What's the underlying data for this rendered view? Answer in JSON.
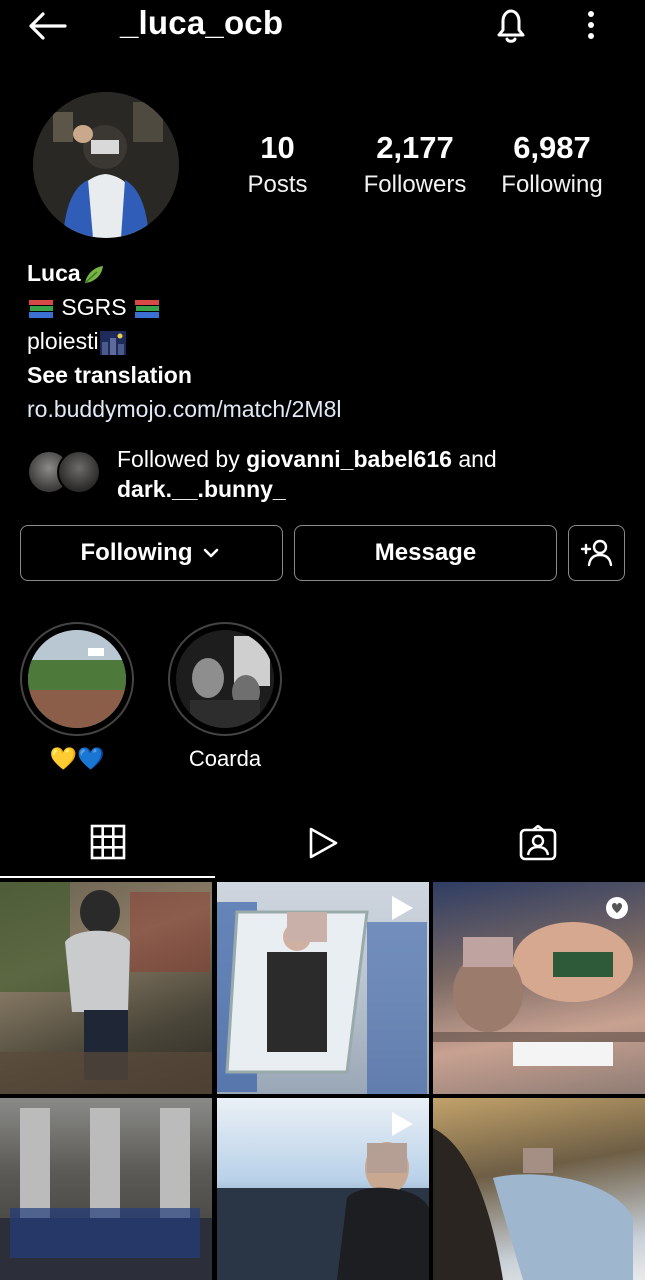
{
  "header": {
    "username": "_luca_ocb",
    "back_icon": "arrow-left-icon",
    "bell_icon": "bell-icon",
    "menu_icon": "more-vertical-icon"
  },
  "stats": {
    "posts": {
      "value": "10",
      "label": "Posts"
    },
    "followers": {
      "value": "2,177",
      "label": "Followers"
    },
    "following": {
      "value": "6,987",
      "label": "Following"
    }
  },
  "bio": {
    "name": "Luca",
    "line2": "SGRS",
    "location": "ploiesti",
    "translation": "See translation",
    "link": "ro.buddymojo.com/match/2M8l"
  },
  "followed_by": {
    "prefix": "Followed by",
    "user1": "giovanni_babel616",
    "joiner": "and",
    "user2": "dark.__.bunny_"
  },
  "actions": {
    "following": "Following",
    "message": "Message",
    "add_icon": "add-person-icon"
  },
  "highlights": [
    {
      "label": "💛💙"
    },
    {
      "label": "Coarda"
    }
  ],
  "tabs": [
    {
      "icon": "grid-icon",
      "active": true
    },
    {
      "icon": "reels-play-icon",
      "active": false
    },
    {
      "icon": "tagged-person-icon",
      "active": false
    }
  ],
  "colors": {
    "background": "#000000",
    "text": "#ffffff",
    "border": "#8a8a8a"
  }
}
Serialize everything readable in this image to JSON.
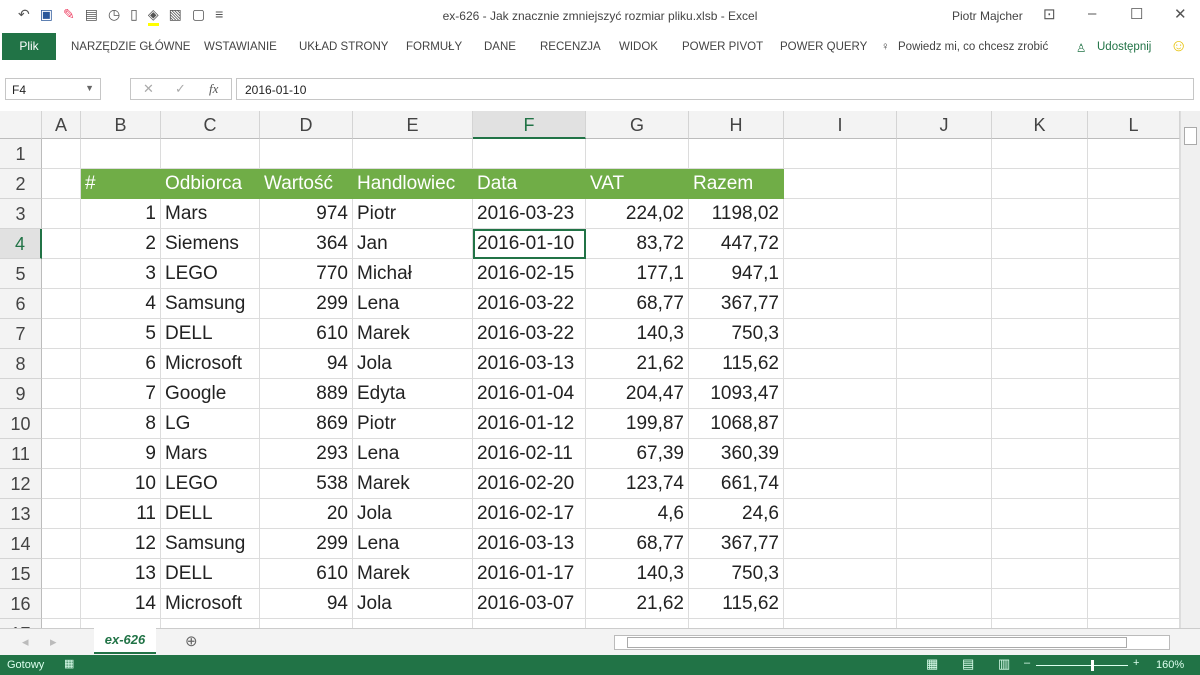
{
  "window": {
    "title": "ex-626 - Jak znacznie zmniejszyć rozmiar pliku.xlsb - Excel",
    "user": "Piotr Majcher",
    "qat_icons": [
      "undo-icon",
      "save-icon",
      "eraser-icon",
      "form-icon",
      "clock-icon",
      "clipboard-icon",
      "fill-color-icon",
      "picture-icon",
      "comment-icon",
      "customize-icon"
    ]
  },
  "ribbon": {
    "file": "Plik",
    "tabs": [
      "NARZĘDZIE GŁÓWNE",
      "WSTAWIANIE",
      "UKŁAD STRONY",
      "FORMUŁY",
      "DANE",
      "RECENZJA",
      "WIDOK",
      "POWER PIVOT",
      "POWER QUERY"
    ],
    "tell_me": "Powiedz mi, co chcesz zrobić",
    "share": "Udostępnij"
  },
  "formula_bar": {
    "name_box": "F4",
    "fx": "fx",
    "value": "2016-01-10"
  },
  "columns": [
    "A",
    "B",
    "C",
    "D",
    "E",
    "F",
    "G",
    "H",
    "I",
    "J",
    "K",
    "L"
  ],
  "selected_column": "F",
  "selected_row": 4,
  "header_row": [
    "#",
    "Odbiorca",
    "Wartość",
    "Handlowiec",
    "Data",
    "VAT",
    "Razem"
  ],
  "rows": [
    [
      "1",
      "Mars",
      "974",
      "Piotr",
      "2016-03-23",
      "224,02",
      "1198,02"
    ],
    [
      "2",
      "Siemens",
      "364",
      "Jan",
      "2016-01-10",
      "83,72",
      "447,72"
    ],
    [
      "3",
      "LEGO",
      "770",
      "Michał",
      "2016-02-15",
      "177,1",
      "947,1"
    ],
    [
      "4",
      "Samsung",
      "299",
      "Lena",
      "2016-03-22",
      "68,77",
      "367,77"
    ],
    [
      "5",
      "DELL",
      "610",
      "Marek",
      "2016-03-22",
      "140,3",
      "750,3"
    ],
    [
      "6",
      "Microsoft",
      "94",
      "Jola",
      "2016-03-13",
      "21,62",
      "115,62"
    ],
    [
      "7",
      "Google",
      "889",
      "Edyta",
      "2016-01-04",
      "204,47",
      "1093,47"
    ],
    [
      "8",
      "LG",
      "869",
      "Piotr",
      "2016-01-12",
      "199,87",
      "1068,87"
    ],
    [
      "9",
      "Mars",
      "293",
      "Lena",
      "2016-02-11",
      "67,39",
      "360,39"
    ],
    [
      "10",
      "LEGO",
      "538",
      "Marek",
      "2016-02-20",
      "123,74",
      "661,74"
    ],
    [
      "11",
      "DELL",
      "20",
      "Jola",
      "2016-02-17",
      "4,6",
      "24,6"
    ],
    [
      "12",
      "Samsung",
      "299",
      "Lena",
      "2016-03-13",
      "68,77",
      "367,77"
    ],
    [
      "13",
      "DELL",
      "610",
      "Marek",
      "2016-01-17",
      "140,3",
      "750,3"
    ],
    [
      "14",
      "Microsoft",
      "94",
      "Jola",
      "2016-03-07",
      "21,62",
      "115,62"
    ]
  ],
  "sheet": {
    "tab": "ex-626"
  },
  "status": {
    "text": "Gotowy",
    "zoom": "160%",
    "zoom_level": 160
  },
  "colors": {
    "accent": "#217346",
    "header_fill": "#70ad47"
  }
}
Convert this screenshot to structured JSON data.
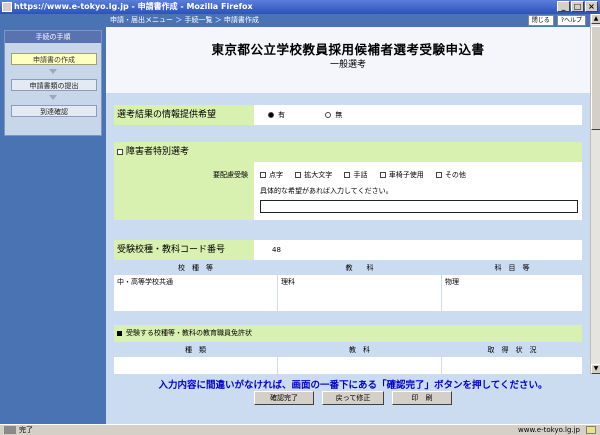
{
  "window": {
    "title": "https://www.e-tokyo.lg.jp - 申請書作成 - Mozilla Firefox"
  },
  "sidebar": {
    "title": "手続の手順",
    "steps": [
      "申請書の作成",
      "申請書類の提出",
      "到達確認"
    ]
  },
  "breadcrumb": {
    "text": "申請・届出メニュー ＞ 手続一覧 ＞ 申請書作成",
    "close_label": "閉じる",
    "help_label": "?ヘルプ"
  },
  "form": {
    "title": "東京都公立学校教員採用候補者選考受験申込書",
    "subtitle": "一般選考",
    "info_provision": {
      "label": "選考結果の情報提供希望",
      "options": [
        "有",
        "無"
      ]
    },
    "disability": {
      "label": "障害者特別選考",
      "consideration_label": "要配慮受験",
      "options": [
        "点字",
        "拡大文字",
        "手話",
        "車椅子使用",
        "その他"
      ],
      "instruction": "具体的な希望があれば入力してください。",
      "input_value": ""
    },
    "exam_code": {
      "label": "受験校種・教科コード番号",
      "value": "48",
      "columns": [
        "校　種　等",
        "教　　科",
        "科　目　等"
      ],
      "row": [
        "中・高等学校共通",
        "理科",
        "物理"
      ]
    },
    "license": {
      "label": "受験する校種等・教科の教育職員免許状",
      "columns": [
        "種　類",
        "教　科",
        "取　得　状　況"
      ]
    }
  },
  "footer": {
    "notice": "入力内容に間違いがなければ、画面の一番下にある「確認完了」ボタンを押してください。",
    "buttons": [
      "確認完了",
      "戻って修正",
      "印　刷"
    ]
  },
  "statusbar": {
    "left": "完了",
    "right": "www.e-tokyo.lg.jp"
  }
}
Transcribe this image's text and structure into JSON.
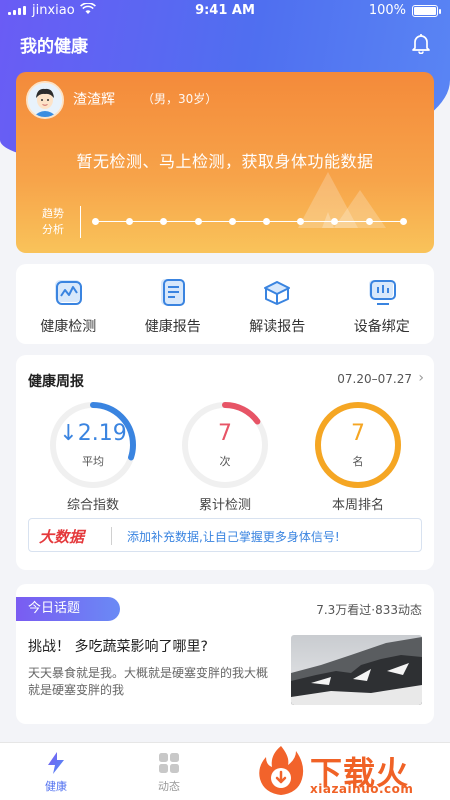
**********
Leave out the pictures and print each record exactly as it stands.

What's the underlying data for this rendered view? Answer in JSON.
{
  "header": {
    "username": "_luca_ocb",
    "back_icon": "arrow-left-icon",
    "bell_icon": "bell-icon",
    "menu_icon": "more-vertical-icon"
  },
  "stats": {
    "posts": {
      "value": "10",
      "label": "Posts"
    },
    "followers": {
      "value": "2,177",
      "label": "Followers"
    },
    "following": {
      "value": "6,987",
      "label": "Following"
    }
  },
  "bio": {
    "name": "Luca",
    "line2": "SGRS",
    "location": "ploiesti",
    "translation": "See translation",
    "link": "ro.buddymojo.com/match/2M8l"
  },
  "followed_by": {
    "prefix": "Followed by",
    "user1": "giovanni_babel616",
    "joiner": "and",
    "user2": "dark.__.bunny_"
  },
  "actions": {
    "following": "Following",
    "message": "Message",
    "add_icon": "add-person-icon"
  },
  "highlights": [
    {
      "label": "💛💙"
    },
    {
      "label": "Coarda"
    }
  ],
  "tabs": [
    {
      "icon": "grid-icon",
      "active": true
    },
    {
      "icon": "reels-play-icon",
      "active": false
    },
    {
      "icon": "tagged-person-icon",
      "active": false
    }
  ],
  "colors": {
    "background": "#000000",
    "text": "#ffffff",
    "border": "#8a8a8a"
  }
}
Serialize everything readable in this image to JSON.
{
  "window": {
    "title": "ex-626 - Jak znacznie zmniejszyć rozmiar pliku.xlsb - Excel",
    "user": "Piotr Majcher",
    "qat_icons": [
      "undo-icon",
      "save-icon",
      "eraser-icon",
      "form-icon",
      "clock-icon",
      "clipboard-icon",
      "fill-color-icon",
      "picture-icon",
      "comment-icon",
      "customize-icon"
    ]
  },
  "ribbon": {
    "file": "Plik",
    "tabs": [
      "NARZĘDZIE GŁÓWNE",
      "WSTAWIANIE",
      "UKŁAD STRONY",
      "FORMUŁY",
      "DANE",
      "RECENZJA",
      "WIDOK",
      "POWER PIVOT",
      "POWER QUERY"
    ],
    "tell_me": "Powiedz mi, co chcesz zrobić",
    "share": "Udostępnij"
  },
  "formula_bar": {
    "name_box": "F4",
    "fx": "fx",
    "value": "2016-01-10"
  },
  "columns": [
    "A",
    "B",
    "C",
    "D",
    "E",
    "F",
    "G",
    "H",
    "I",
    "J",
    "K",
    "L"
  ],
  "selected_column": "F",
  "selected_row": 4,
  "header_row": [
    "#",
    "Odbiorca",
    "Wartość",
    "Handlowiec",
    "Data",
    "VAT",
    "Razem"
  ],
  "rows": [
    [
      "1",
      "Mars",
      "974",
      "Piotr",
      "2016-03-23",
      "224,02",
      "1198,02"
    ],
    [
      "2",
      "Siemens",
      "364",
      "Jan",
      "2016-01-10",
      "83,72",
      "447,72"
    ],
    [
      "3",
      "LEGO",
      "770",
      "Michał",
      "2016-02-15",
      "177,1",
      "947,1"
    ],
    [
      "4",
      "Samsung",
      "299",
      "Lena",
      "2016-03-22",
      "68,77",
      "367,77"
    ],
    [
      "5",
      "DELL",
      "610",
      "Marek",
      "2016-03-22",
      "140,3",
      "750,3"
    ],
    [
      "6",
      "Microsoft",
      "94",
      "Jola",
      "2016-03-13",
      "21,62",
      "115,62"
    ],
    [
      "7",
      "Google",
      "889",
      "Edyta",
      "2016-01-04",
      "204,47",
      "1093,47"
    ],
    [
      "8",
      "LG",
      "869",
      "Piotr",
      "2016-01-12",
      "199,87",
      "1068,87"
    ],
    [
      "9",
      "Mars",
      "293",
      "Lena",
      "2016-02-11",
      "67,39",
      "360,39"
    ],
    [
      "10",
      "LEGO",
      "538",
      "Marek",
      "2016-02-20",
      "123,74",
      "661,74"
    ],
    [
      "11",
      "DELL",
      "20",
      "Jola",
      "2016-02-17",
      "4,6",
      "24,6"
    ],
    [
      "12",
      "Samsung",
      "299",
      "Lena",
      "2016-03-13",
      "68,77",
      "367,77"
    ],
    [
      "13",
      "DELL",
      "610",
      "Marek",
      "2016-01-17",
      "140,3",
      "750,3"
    ],
    [
      "14",
      "Microsoft",
      "94",
      "Jola",
      "2016-03-07",
      "21,62",
      "115,62"
    ]
  ],
  "sheet": {
    "tab": "ex-626"
  },
  "status": {
    "text": "Gotowy",
    "zoom": "160%",
    "zoom_level": 160
  },
  "colors": {
    "accent": "#217346",
    "header_fill": "#70ad47"
  }
}
Convert this screenshot to structured JSON data.
{
  "window": {
    "title": "https://www.e-tokyo.lg.jp - 申請書作成 - Mozilla Firefox"
  },
  "sidebar": {
    "title": "手続の手順",
    "steps": [
      "申請書の作成",
      "申請書類の提出",
      "到達確認"
    ]
  },
  "breadcrumb": {
    "text": "申請・届出メニュー ＞ 手続一覧 ＞ 申請書作成",
    "close_label": "閉じる",
    "help_label": "?ヘルプ"
  },
  "form": {
    "title": "東京都公立学校教員採用候補者選考受験申込書",
    "subtitle": "一般選考",
    "info_provision": {
      "label": "選考結果の情報提供希望",
      "options": [
        "有",
        "無"
      ]
    },
    "disability": {
      "label": "障害者特別選考",
      "consideration_label": "要配慮受験",
      "options": [
        "点字",
        "拡大文字",
        "手話",
        "車椅子使用",
        "その他"
      ],
      "instruction": "具体的な希望があれば入力してください。",
      "input_value": ""
    },
    "exam_code": {
      "label": "受験校種・教科コード番号",
      "value": "48",
      "columns": [
        "校　種　等",
        "教　　科",
        "科　目　等"
      ],
      "row": [
        "中・高等学校共通",
        "理科",
        "物理"
      ]
    },
    "license": {
      "label": "受験する校種等・教科の教育職員免許状",
      "columns": [
        "種　類",
        "教　科",
        "取　得　状　況"
      ]
    }
  },
  "footer": {
    "notice": "入力内容に間違いがなければ、画面の一番下にある「確認完了」ボタンを押してください。",
    "buttons": [
      "確認完了",
      "戻って修正",
      "印　刷"
    ]
  },
  "statusbar": {
    "left": "完了",
    "right": "www.e-tokyo.lg.jp"
  }
}
Transcribe this image's text and structure into JSON.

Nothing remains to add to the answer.